→ SELECTED PASSAGE
———

B. Job proclaims his trust in God as redeemer and judge.

1. (Job 19:21-22) Job pleads for pity from his friends.

"Have pity on me, have pity on me,
O you my friends,
For the hand of God has struck me!
Why do you persecute me as God does,
And are not satisfied with my flesh?"

a. Have pity on me, O you my friends: In light of the eloquence and truth of his previous complaint, Job called upon his friends to therefore pity him. Instead of joining against him in a concert of condemnation, they should have had pity on this one so afflicted by the hand of God.

b. Why do you persecute me as God does: Job made his appeal to God and felt there was no reply given. Now he appealed to his friends, and hoped to at least turn their hearts towards him.

2. (Job 19:23-29) Job's triumphant proclamation of faith.

"Oh, that my words were written!
Oh, that they were inscribed in a book!
That they were engraved on a rock
With an iron pen and lead, forever!
For I know that my Redeemer lives,
And He shall stand at last on the earth;
And after my skin is destroyed, this I know,
That in my flesh I shall see God,
Whom I shall see for myself,
And my eyes shall behold, and not another.
How my heart yearns within me!
If you should say, 'How shall we persecute him?';
Since the root of the matter is found in me,
Be afraid of the sword for yourselves;
For wrath brings the punishment of the sword,
That you may know there is a judgment."

a. Oh, that my words were written! Job seemed to have no sense that his own personal tragedy and drama would indeed be written and inscribed in a book, and be so for the benefit of countless others through succeeding generations. His words and life were indeed written with an iron pen and lead, forever!

b. For I know that my Redeemer lives, and he shall stand at last on the earth: This is another of the brilliant flashes of faith in Job's otherwise dark and bleak background of crisis and suffering. Perhaps as he considered that future generations would indeed look at his life and words, it stirred him to a triumphant proclamation of faith.

i. The word translated Redeemer is goel, presenting one of the wonderful concepts of the Old Testament. "The 'Goel' stood for another to defend his cause, to avenge wrongs done to him, and so to acquit him of all charges laid against him." (Morgan)

———

→ THE TASKS
1. From the commentary on Job 19, extract the text between "How my heart" and "written with an iron pen and lead, forever!", inclusive.
2. Answer these questions using the commentary on Job 19:
(a) What does the commentary say Job called upon his friends to do?
(b) What word does the commentary give as the one translated Redeemer?
(c) Who is quoted in the commentary's explanation of that word?
The listing comes from a separate source and is unrelated to the commentary on Job 19.

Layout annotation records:
———

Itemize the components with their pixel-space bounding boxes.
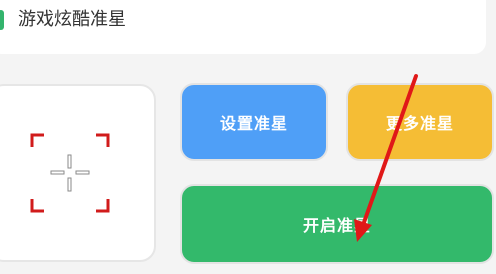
crosshair-icon xyxy=(30,133,110,213)
header-card: 游戏炫酷准星 xyxy=(0,0,486,54)
more-crosshair-button[interactable]: 更多准星 xyxy=(346,83,494,161)
page-title: 游戏炫酷准星 xyxy=(18,9,126,30)
set-crosshair-button[interactable]: 设置准星 xyxy=(180,83,328,161)
header-accent-bar xyxy=(0,10,4,30)
enable-crosshair-button[interactable]: 开启准星 xyxy=(180,184,494,264)
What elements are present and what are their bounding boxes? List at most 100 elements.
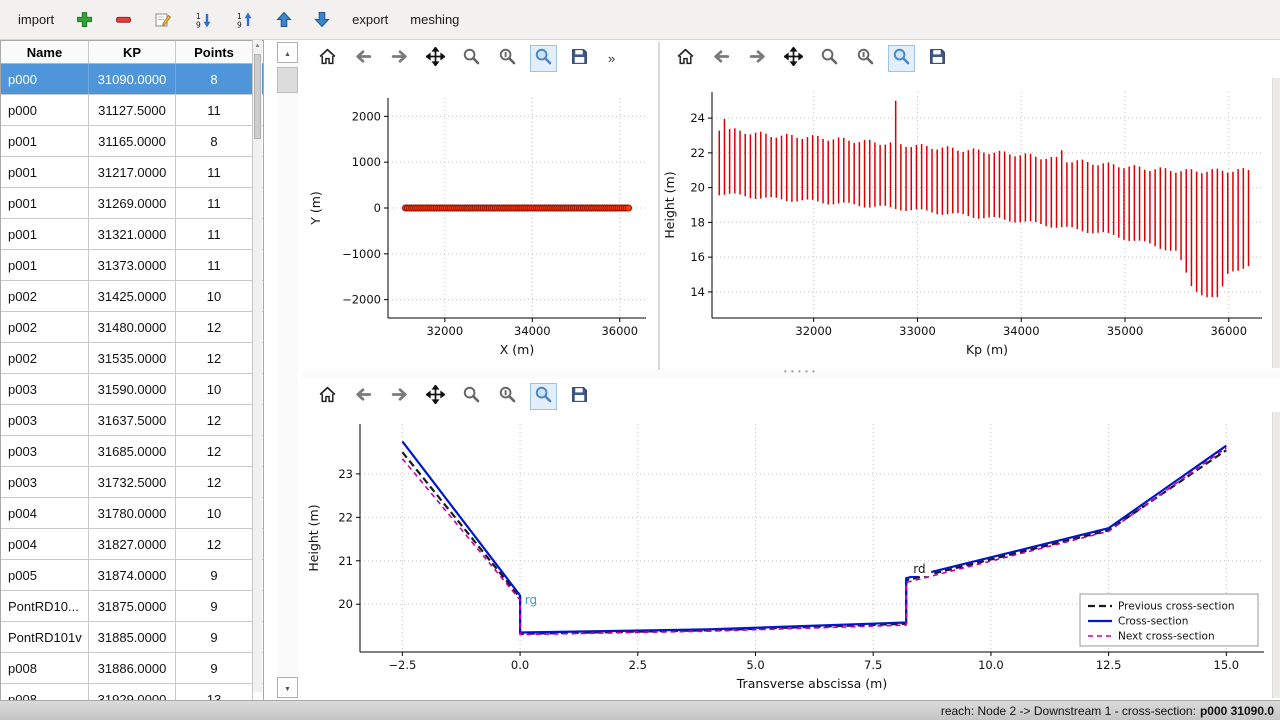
- cell-points[interactable]: 10: [176, 281, 253, 311]
- sort-descending-button[interactable]: 19: [229, 7, 260, 33]
- export-button[interactable]: export: [346, 8, 394, 31]
- cell-kp[interactable]: 31090.0000: [89, 64, 176, 94]
- cell-kp[interactable]: 31732.5000: [89, 467, 176, 497]
- zoom-original-button[interactable]: [494, 383, 521, 410]
- cell-points[interactable]: 12: [176, 467, 253, 497]
- cell-kp[interactable]: 31827.0000: [89, 529, 176, 559]
- cell-kp[interactable]: 31685.0000: [89, 436, 176, 466]
- table-row[interactable]: PontRD10...31875.00009: [1, 591, 263, 622]
- home-button[interactable]: [314, 383, 341, 410]
- cell-kp[interactable]: 31637.5000: [89, 405, 176, 435]
- cell-name[interactable]: p002: [1, 343, 89, 373]
- cell-name[interactable]: p002: [1, 281, 89, 311]
- toolbar-overflow-chevron[interactable]: »: [608, 51, 615, 66]
- forward-button[interactable]: [744, 45, 771, 72]
- cell-kp[interactable]: 31875.0000: [89, 591, 176, 621]
- cell-kp[interactable]: 31321.0000: [89, 219, 176, 249]
- table-row[interactable]: p00131165.00008: [1, 126, 263, 157]
- cell-name[interactable]: p003: [1, 467, 89, 497]
- panel-scroll-down-button[interactable]: [277, 677, 298, 698]
- column-header-name[interactable]: Name: [1, 41, 89, 63]
- cell-kp[interactable]: 31480.0000: [89, 312, 176, 342]
- cell-name[interactable]: p001: [1, 188, 89, 218]
- table-row[interactable]: p00431827.000012: [1, 529, 263, 560]
- table-row[interactable]: p00031090.00008: [1, 64, 263, 95]
- table-scrollbar[interactable]: [252, 40, 262, 692]
- cell-name[interactable]: p003: [1, 374, 89, 404]
- cell-name[interactable]: p000: [1, 95, 89, 125]
- table-row[interactable]: p00131217.000011: [1, 157, 263, 188]
- cell-name[interactable]: p002: [1, 312, 89, 342]
- back-button[interactable]: [708, 45, 735, 72]
- cell-points[interactable]: 9: [176, 591, 253, 621]
- cell-points[interactable]: 11: [176, 219, 253, 249]
- cell-name[interactable]: p005: [1, 560, 89, 590]
- panel-scrollbar[interactable]: [277, 42, 298, 698]
- cell-name[interactable]: PontRD101v: [1, 622, 89, 652]
- table-row[interactable]: p00831886.00009: [1, 653, 263, 684]
- move-down-button[interactable]: [308, 7, 336, 32]
- cell-points[interactable]: 12: [176, 312, 253, 342]
- table-scroll-up-icon[interactable]: [253, 40, 262, 52]
- horizontal-splitter[interactable]: [302, 370, 1280, 378]
- cell-points[interactable]: 12: [176, 529, 253, 559]
- edit-button[interactable]: [148, 7, 178, 33]
- zoom-rect-button[interactable]: [530, 383, 557, 410]
- cell-points[interactable]: 11: [176, 95, 253, 125]
- cell-name[interactable]: p003: [1, 436, 89, 466]
- table-row[interactable]: p00531874.00009: [1, 560, 263, 591]
- cell-points[interactable]: 12: [176, 405, 253, 435]
- cell-points[interactable]: 8: [176, 64, 253, 94]
- table-row[interactable]: p00331732.500012: [1, 467, 263, 498]
- zoom-rect-button[interactable]: [888, 45, 915, 72]
- table-row[interactable]: p00131373.000011: [1, 250, 263, 281]
- zoom-button[interactable]: [458, 45, 485, 72]
- panel-scroll-thumb[interactable]: [277, 67, 298, 93]
- back-button[interactable]: [350, 383, 377, 410]
- back-button[interactable]: [350, 45, 377, 72]
- save-button[interactable]: [924, 45, 951, 72]
- cell-kp[interactable]: 31127.5000: [89, 95, 176, 125]
- zoom-original-button[interactable]: [494, 45, 521, 72]
- cell-points[interactable]: 9: [176, 653, 253, 683]
- cell-name[interactable]: p001: [1, 126, 89, 156]
- cell-name[interactable]: p003: [1, 405, 89, 435]
- cell-name[interactable]: p004: [1, 529, 89, 559]
- longitudinal-profile-plot[interactable]: 3200033000340003500036000141618202224Kp …: [660, 76, 1280, 370]
- cell-kp[interactable]: 31590.0000: [89, 374, 176, 404]
- table-row[interactable]: p00331590.000010: [1, 374, 263, 405]
- cell-kp[interactable]: 31269.0000: [89, 188, 176, 218]
- cell-name[interactable]: p001: [1, 157, 89, 187]
- cell-name[interactable]: p001: [1, 219, 89, 249]
- cell-kp[interactable]: 31886.0000: [89, 653, 176, 683]
- table-scroll-thumb[interactable]: [254, 54, 261, 139]
- table-row[interactable]: p00131321.000011: [1, 219, 263, 250]
- panel-scroll-up-button[interactable]: [277, 42, 298, 63]
- table-row[interactable]: p00231480.000012: [1, 312, 263, 343]
- column-header-kp[interactable]: KP: [89, 41, 176, 63]
- table-row[interactable]: p00331637.500012: [1, 405, 263, 436]
- cell-points[interactable]: 11: [176, 157, 253, 187]
- cell-name[interactable]: p000: [1, 64, 89, 94]
- home-button[interactable]: [314, 45, 341, 72]
- zoom-button[interactable]: [458, 383, 485, 410]
- zoom-rect-button[interactable]: [530, 45, 557, 72]
- cell-kp[interactable]: 31885.0000: [89, 622, 176, 652]
- table-row[interactable]: p00031127.500011: [1, 95, 263, 126]
- forward-button[interactable]: [386, 383, 413, 410]
- cell-points[interactable]: 12: [176, 436, 253, 466]
- meshing-button[interactable]: meshing: [404, 8, 465, 31]
- cell-points[interactable]: 11: [176, 188, 253, 218]
- cell-points[interactable]: 9: [176, 622, 253, 652]
- pan-button[interactable]: [780, 45, 807, 72]
- cell-points[interactable]: 8: [176, 126, 253, 156]
- cell-points[interactable]: 11: [176, 250, 253, 280]
- table-row[interactable]: PontRD101v31885.00009: [1, 622, 263, 653]
- cell-kp[interactable]: 31165.0000: [89, 126, 176, 156]
- cell-points[interactable]: 9: [176, 560, 253, 590]
- remove-button[interactable]: [109, 7, 138, 32]
- cell-name[interactable]: p001: [1, 250, 89, 280]
- import-button[interactable]: import: [12, 8, 60, 31]
- cell-points[interactable]: 10: [176, 374, 253, 404]
- sort-ascending-button[interactable]: 19: [188, 7, 219, 33]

———

→ EXERCISE SOLUTIONS
1.
How my heart yearns within me!
If you should say, 'How shall we persecute him?';
Since the root of the matter is found in me,
Be afraid of the sword for yourselves;
For wrath brings the punishment of the sword,
That you may know there is a judgment."

a. Oh, that my words were written! Job seemed to have no sense that his own personal tragedy and drama would indeed be written and inscribed in a book, and be so for the benefit of countless others through succeeding generations. His words and life were indeed written with an iron pen and lead, forever!

2.
(a) To pity him.
(b) Goel.
(c) Morgan.